**PAGE EXTRACT**
───
Cars and vans could be banned from Waterloo Bridge and London Bridge - and pavements on Borough High Street are to be widened - under measures to make walking and cycling easier whilst social distancing measures are in force.
The measures are part of a new Steetspace plan to create more space for social distancing when walking and cycling, ensuring that the people who have no choice but to return to work in central London can do so as safely as possible.
City Hall says that Waterloo Bridge and London Bridge may be restricted to people walking, cycling and buses only, with pavements widened to enable people to safely travel between busy railway stations and their workplaces.
TfL is looking into providing zero emission capable taxis with access to both these bridges, and other areas where traffic is restricted.
Car and van access to London Bridge is currently restricted as a result of City of London Corporation work to replace the bridge decking.
"Covid-19 poses the biggest challenge to London's public transport network in TfL's history. It will take a monumental effort from all Londoners to maintain safe social distancing on public transport as lockdown restrictions are gradually eased," said Sadiq Khan, the Mayor of London.
"That means we have to keep the number of people using public transport as low as possible. And we can't see journeys formerly taken on public transport replaced with car usage because our roads would immediately become unusably blocked and toxic air pollution would soar.
"I ask that Londoners do not use public transport unless it is absolutely unavoidable – it must be a last resort. If you can work from home you should continue to do so. We should all spend more of our leisure time in our local areas too."
"We will need many more Londoners to walk and cycle to make this work. That's why these plans will transform parts of central London to create one of the largest car-free areas in any capital city in the world.
"If we want to make transport in London safe, and keep London globally competitive, then we have no choice but to rapidly repurpose London's streets for people. By ensuring our city's recovery is green, we will also tackle our toxic air which is vital to make sure we don't replace one public health crisis with another. I urge all boroughs to work with us to make this possible.
"I fully appreciate that this will be incredibly difficult for many Londoners. It will mean a fundamental reimagining how we live our lives in this city. And this transformation will not be smooth. But I promise to be as clear and upfront with Londoners as possible about what we are doing, why and exactly what we need from you in order to keep us safe."
Lambeth has announced a suite of radical changes to streets. Southwark's plan is lighter on specific details but the council is asking for public suggestions for locations where changes could be made to facilitate social distancing.
───
Records from a data source
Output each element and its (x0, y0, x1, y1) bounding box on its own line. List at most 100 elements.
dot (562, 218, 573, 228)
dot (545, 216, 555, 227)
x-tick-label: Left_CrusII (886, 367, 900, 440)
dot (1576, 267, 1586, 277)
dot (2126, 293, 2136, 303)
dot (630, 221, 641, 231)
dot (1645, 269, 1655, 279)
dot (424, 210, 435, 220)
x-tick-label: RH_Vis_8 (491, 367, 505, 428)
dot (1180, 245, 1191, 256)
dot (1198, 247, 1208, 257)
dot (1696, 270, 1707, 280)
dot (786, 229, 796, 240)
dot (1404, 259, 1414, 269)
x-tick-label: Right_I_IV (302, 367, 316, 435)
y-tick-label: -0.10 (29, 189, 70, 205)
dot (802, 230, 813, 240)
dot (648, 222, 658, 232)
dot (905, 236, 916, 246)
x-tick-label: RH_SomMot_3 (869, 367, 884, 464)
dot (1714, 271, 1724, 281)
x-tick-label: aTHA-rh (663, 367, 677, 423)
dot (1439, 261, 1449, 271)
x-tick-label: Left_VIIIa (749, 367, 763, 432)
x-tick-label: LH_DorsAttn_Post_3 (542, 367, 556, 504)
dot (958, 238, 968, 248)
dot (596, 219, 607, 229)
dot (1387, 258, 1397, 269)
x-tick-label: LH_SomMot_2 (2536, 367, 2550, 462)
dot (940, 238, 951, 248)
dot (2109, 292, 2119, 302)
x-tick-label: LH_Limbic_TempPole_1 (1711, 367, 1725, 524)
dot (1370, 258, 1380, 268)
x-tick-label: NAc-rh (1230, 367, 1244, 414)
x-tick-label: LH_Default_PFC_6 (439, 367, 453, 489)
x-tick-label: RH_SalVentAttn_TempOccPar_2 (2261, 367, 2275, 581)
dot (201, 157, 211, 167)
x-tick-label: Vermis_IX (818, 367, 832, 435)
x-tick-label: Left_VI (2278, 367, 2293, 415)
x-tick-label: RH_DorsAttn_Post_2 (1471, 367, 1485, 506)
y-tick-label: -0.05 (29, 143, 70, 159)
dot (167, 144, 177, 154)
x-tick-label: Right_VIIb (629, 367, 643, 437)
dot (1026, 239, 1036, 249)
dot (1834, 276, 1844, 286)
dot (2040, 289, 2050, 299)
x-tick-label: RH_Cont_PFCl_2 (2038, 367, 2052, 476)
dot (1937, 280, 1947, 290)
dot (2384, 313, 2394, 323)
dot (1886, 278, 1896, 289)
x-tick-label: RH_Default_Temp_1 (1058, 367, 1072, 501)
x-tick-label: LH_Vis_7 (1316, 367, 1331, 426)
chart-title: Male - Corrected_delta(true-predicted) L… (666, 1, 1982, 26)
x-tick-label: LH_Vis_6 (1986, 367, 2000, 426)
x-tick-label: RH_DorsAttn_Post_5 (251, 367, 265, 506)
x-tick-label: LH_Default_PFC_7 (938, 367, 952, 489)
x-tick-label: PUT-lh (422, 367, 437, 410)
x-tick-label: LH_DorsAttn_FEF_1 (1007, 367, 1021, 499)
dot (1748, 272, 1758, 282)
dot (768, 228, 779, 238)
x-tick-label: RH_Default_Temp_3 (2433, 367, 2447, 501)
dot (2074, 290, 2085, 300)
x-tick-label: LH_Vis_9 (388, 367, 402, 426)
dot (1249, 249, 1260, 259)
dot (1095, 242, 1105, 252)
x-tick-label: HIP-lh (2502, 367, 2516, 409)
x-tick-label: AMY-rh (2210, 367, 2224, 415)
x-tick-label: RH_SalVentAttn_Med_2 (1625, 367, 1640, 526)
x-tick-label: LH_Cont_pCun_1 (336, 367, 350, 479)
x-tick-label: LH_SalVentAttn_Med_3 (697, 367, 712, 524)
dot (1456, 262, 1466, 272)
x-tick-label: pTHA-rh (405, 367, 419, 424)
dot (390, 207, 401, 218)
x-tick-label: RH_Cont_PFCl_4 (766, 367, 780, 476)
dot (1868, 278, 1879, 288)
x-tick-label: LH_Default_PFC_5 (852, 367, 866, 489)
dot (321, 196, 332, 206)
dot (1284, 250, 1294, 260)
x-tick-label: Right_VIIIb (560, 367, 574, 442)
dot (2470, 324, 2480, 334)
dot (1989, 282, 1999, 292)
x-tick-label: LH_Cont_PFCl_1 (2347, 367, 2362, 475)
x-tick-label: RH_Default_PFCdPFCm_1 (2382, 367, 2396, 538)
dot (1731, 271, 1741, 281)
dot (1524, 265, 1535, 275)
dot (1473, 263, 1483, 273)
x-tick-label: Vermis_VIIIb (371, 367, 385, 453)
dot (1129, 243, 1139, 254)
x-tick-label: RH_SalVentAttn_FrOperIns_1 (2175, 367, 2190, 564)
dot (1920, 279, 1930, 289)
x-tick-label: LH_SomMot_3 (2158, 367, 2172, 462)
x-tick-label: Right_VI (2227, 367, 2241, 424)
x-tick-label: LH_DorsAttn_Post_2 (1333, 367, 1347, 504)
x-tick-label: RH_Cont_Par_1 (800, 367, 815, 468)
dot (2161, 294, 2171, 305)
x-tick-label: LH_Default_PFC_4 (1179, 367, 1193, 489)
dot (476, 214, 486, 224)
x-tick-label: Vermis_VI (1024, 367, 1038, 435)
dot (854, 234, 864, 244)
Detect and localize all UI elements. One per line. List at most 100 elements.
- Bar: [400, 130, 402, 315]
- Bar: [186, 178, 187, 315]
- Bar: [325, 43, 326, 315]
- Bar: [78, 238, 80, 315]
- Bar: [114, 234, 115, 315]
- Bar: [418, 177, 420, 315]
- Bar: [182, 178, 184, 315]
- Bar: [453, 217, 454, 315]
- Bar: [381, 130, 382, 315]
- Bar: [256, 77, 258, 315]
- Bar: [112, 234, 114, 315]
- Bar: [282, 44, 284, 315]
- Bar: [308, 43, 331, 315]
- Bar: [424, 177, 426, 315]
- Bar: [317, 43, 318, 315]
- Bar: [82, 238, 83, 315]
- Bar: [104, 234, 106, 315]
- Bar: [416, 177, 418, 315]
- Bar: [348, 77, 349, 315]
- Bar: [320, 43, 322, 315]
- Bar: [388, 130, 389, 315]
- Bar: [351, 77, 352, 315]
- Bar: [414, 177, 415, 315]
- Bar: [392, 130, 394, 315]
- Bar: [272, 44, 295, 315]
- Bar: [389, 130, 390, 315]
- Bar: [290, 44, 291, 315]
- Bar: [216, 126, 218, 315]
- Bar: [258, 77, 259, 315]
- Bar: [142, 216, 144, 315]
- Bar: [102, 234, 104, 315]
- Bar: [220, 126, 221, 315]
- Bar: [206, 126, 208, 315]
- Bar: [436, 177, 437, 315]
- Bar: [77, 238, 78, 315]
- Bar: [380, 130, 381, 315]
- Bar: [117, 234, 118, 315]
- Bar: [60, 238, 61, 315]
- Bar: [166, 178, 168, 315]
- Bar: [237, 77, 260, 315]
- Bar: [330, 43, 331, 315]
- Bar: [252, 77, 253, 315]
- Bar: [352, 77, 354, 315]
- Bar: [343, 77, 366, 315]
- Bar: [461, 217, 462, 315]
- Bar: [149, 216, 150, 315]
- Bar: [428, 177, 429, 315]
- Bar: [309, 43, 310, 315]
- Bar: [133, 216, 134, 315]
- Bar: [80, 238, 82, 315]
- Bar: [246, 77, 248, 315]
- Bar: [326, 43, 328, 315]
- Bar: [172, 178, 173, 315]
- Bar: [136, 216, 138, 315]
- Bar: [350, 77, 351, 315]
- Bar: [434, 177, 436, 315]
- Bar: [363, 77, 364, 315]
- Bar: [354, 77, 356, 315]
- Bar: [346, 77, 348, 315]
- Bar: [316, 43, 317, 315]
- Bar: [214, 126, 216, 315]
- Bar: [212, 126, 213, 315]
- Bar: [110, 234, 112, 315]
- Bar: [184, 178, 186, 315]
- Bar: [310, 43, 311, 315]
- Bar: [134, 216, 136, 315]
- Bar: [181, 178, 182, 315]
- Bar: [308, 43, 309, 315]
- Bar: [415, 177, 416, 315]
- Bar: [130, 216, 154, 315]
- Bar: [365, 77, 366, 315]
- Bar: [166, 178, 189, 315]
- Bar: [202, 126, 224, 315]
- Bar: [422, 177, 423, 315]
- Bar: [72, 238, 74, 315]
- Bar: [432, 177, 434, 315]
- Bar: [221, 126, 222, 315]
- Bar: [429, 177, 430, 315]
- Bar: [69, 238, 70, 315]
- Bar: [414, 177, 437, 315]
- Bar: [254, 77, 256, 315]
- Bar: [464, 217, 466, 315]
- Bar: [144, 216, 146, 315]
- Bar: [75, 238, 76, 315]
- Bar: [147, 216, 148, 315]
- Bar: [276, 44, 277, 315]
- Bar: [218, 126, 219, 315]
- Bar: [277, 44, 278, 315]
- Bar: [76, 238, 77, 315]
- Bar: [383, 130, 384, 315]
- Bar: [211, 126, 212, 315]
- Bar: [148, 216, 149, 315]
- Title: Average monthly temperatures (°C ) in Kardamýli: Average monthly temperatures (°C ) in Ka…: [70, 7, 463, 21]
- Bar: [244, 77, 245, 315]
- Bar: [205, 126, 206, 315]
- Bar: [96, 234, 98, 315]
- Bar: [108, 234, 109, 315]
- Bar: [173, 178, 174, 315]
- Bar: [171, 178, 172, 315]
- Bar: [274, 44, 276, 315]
───
**THINGS TO DO**
(1) According to the article, why is car and van access to London Bridge currently restricted?
(2) Say whether each statement agrees with the article, answering yes or no and quoting the words that decide it: (a) TfL is looking into giving zero emission capable taxis access to both bridges. (b) Pavements on Borough High Street are to be narrowed. (c) Southwark's plan gives more specific details than Lambeth's.
(3) Copy the stretch of the article from "The measures are" through "traffic is restricted.".
The records have no connection to the article.

**ANSWER SET**
(1) City of London Corporation work to replace the bridge decking restricts it.

(2)
(a) Yes: "TfL is looking into providing zero emission capable taxis with access to both these bridges"
(b) No: "pavements on Borough High Street are to be widened"
(c) No: "Southwark's plan is lighter on specific details"

(3)
The measures are part of a new Steetspace plan to create more space for social distancing when walking and cycling, ensuring that the people who have no choice but to return to work in central London can do so as safely as possible.
City Hall says that Waterloo Bridge and London Bridge may be restricted to people walking, cycling and buses only, with pavements widened to enable people to safely travel between busy railway stations and their workplaces.
TfL is looking into providing zero emission capable taxis with access to both these bridges, and other areas where traffic is restricted.